EXERCISE: I need the number of lines in the listing below that include the string "Papiersäcke", and only that number.

━━━━━ SUPPLIED MATERIAL ━━━━━

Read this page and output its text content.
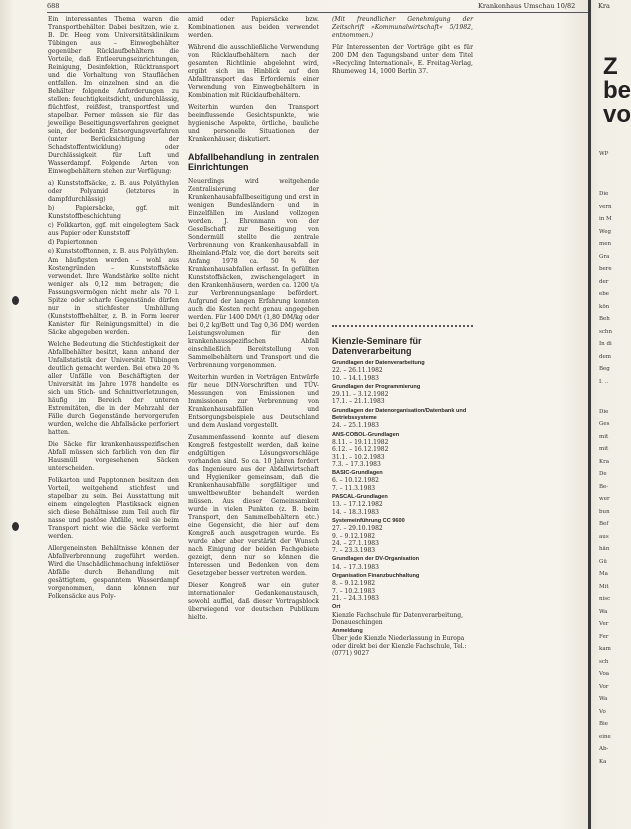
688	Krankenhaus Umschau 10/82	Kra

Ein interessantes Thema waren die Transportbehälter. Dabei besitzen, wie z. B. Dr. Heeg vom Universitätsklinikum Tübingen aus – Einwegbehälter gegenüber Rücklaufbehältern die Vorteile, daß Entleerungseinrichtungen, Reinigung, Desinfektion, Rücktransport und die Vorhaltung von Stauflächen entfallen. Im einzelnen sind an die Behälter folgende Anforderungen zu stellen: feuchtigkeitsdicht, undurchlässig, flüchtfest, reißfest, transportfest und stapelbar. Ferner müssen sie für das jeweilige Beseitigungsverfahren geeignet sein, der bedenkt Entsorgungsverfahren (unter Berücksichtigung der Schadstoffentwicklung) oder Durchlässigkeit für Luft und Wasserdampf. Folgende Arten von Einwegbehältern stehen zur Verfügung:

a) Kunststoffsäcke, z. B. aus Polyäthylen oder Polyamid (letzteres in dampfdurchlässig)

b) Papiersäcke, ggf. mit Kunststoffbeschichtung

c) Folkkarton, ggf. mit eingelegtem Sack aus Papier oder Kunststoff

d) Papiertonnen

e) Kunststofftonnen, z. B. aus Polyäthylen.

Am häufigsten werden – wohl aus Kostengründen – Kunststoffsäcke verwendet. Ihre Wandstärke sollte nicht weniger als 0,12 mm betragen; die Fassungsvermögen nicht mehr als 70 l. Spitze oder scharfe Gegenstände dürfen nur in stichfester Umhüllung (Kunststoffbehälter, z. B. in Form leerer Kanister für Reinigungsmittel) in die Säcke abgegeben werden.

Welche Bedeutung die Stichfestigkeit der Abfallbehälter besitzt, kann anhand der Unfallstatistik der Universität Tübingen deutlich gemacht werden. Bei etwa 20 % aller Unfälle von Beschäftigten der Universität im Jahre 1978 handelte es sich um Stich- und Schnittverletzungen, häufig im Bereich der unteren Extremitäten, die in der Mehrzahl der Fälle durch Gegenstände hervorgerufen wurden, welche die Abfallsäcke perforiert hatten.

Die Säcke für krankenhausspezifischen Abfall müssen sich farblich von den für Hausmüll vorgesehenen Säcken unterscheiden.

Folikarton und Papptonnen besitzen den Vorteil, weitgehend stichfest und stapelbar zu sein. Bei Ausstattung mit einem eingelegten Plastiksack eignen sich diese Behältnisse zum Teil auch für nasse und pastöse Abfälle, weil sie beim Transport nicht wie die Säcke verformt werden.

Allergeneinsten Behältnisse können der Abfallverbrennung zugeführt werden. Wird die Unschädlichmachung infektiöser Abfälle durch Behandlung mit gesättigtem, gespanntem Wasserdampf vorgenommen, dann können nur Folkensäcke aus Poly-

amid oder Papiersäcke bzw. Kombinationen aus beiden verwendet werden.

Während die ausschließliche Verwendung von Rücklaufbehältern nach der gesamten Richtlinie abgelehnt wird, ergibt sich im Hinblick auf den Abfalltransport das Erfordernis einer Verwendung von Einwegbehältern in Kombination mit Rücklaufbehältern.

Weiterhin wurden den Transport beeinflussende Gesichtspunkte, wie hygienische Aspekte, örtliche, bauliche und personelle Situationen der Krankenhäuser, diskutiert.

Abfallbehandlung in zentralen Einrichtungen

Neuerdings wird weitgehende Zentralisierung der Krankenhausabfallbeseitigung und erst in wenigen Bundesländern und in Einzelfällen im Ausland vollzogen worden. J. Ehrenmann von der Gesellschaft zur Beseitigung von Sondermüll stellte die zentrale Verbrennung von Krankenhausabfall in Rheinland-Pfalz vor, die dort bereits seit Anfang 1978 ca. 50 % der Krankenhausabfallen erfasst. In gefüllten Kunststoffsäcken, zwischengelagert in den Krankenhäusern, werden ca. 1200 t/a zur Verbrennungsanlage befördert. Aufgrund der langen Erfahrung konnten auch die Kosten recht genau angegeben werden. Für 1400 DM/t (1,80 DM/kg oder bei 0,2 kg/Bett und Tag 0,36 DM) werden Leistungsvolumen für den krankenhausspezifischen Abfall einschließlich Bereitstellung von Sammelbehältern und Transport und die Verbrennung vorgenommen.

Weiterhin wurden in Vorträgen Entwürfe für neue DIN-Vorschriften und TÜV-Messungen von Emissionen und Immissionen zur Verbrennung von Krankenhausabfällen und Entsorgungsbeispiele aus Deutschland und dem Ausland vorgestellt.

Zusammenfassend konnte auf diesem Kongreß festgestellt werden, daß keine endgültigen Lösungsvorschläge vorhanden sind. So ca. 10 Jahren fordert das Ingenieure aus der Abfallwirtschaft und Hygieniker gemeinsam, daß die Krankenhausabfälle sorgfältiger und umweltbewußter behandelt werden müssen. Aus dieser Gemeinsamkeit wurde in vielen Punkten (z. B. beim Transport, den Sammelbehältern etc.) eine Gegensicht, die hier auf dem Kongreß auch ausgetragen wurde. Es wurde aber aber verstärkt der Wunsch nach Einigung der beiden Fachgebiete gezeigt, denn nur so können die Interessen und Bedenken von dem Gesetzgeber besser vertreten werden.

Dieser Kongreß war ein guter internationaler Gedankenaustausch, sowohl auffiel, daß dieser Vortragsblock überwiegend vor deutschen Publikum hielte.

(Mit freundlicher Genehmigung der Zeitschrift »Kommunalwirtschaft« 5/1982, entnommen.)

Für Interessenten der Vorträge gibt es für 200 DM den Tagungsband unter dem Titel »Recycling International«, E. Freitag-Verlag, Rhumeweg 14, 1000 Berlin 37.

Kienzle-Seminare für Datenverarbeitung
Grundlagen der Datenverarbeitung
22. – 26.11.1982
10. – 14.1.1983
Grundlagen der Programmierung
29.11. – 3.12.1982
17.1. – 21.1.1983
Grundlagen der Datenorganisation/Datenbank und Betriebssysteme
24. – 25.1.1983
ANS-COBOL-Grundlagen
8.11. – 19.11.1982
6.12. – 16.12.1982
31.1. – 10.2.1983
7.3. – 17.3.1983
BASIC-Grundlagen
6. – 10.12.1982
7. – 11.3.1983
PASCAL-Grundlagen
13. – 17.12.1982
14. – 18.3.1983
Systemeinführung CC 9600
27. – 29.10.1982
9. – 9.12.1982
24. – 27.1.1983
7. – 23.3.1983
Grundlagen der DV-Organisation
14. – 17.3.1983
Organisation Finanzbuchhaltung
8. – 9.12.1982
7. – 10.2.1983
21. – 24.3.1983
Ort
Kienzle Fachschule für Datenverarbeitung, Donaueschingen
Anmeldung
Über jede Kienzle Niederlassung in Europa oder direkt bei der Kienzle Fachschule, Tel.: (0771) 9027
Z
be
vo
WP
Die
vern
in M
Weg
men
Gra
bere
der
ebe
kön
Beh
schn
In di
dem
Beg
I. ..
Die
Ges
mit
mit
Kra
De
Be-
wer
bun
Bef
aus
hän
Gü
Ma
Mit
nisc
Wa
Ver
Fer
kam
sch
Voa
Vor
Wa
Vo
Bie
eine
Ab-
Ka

━━━━━
━━━━━ SUPPLIED MATERIAL ━━━━━

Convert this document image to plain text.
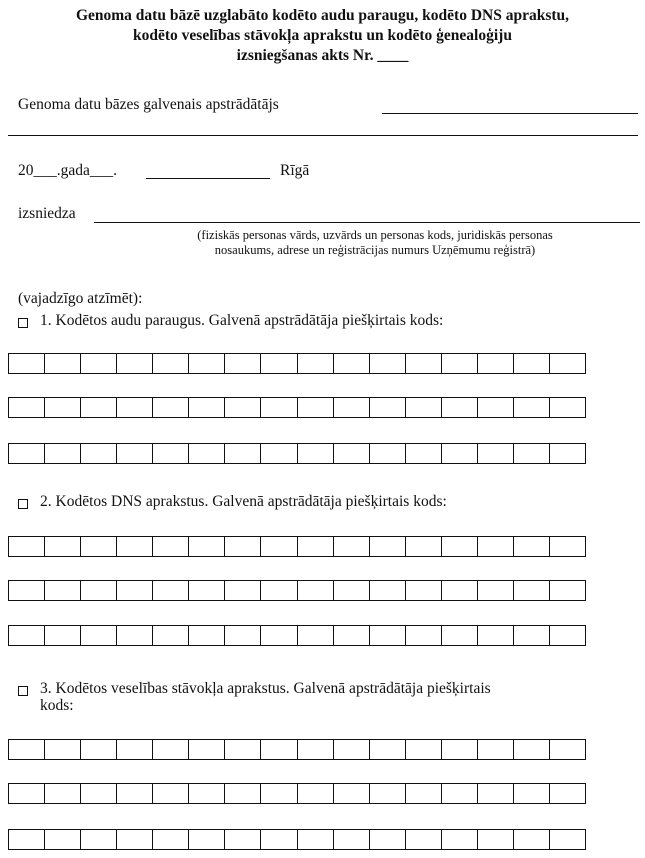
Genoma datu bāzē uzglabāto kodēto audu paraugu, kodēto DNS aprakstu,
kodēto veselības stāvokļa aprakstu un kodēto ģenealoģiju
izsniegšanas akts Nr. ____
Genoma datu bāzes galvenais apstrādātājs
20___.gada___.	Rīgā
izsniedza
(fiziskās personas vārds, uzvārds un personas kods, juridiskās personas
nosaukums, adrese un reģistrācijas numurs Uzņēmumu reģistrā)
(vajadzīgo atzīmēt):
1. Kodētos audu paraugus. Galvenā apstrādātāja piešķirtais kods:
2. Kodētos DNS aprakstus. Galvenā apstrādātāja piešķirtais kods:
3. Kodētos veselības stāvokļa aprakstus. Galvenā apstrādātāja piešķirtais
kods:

━━━━━
━━━━━ SUPPLIED MATERIAL ━━━━━

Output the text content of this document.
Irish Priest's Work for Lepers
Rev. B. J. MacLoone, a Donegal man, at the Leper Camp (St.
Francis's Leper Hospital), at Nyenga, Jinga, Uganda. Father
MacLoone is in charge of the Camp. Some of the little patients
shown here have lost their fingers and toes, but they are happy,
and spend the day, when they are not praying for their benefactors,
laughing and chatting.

━━━━━

ANSWER TO THIS PROBLEM: 2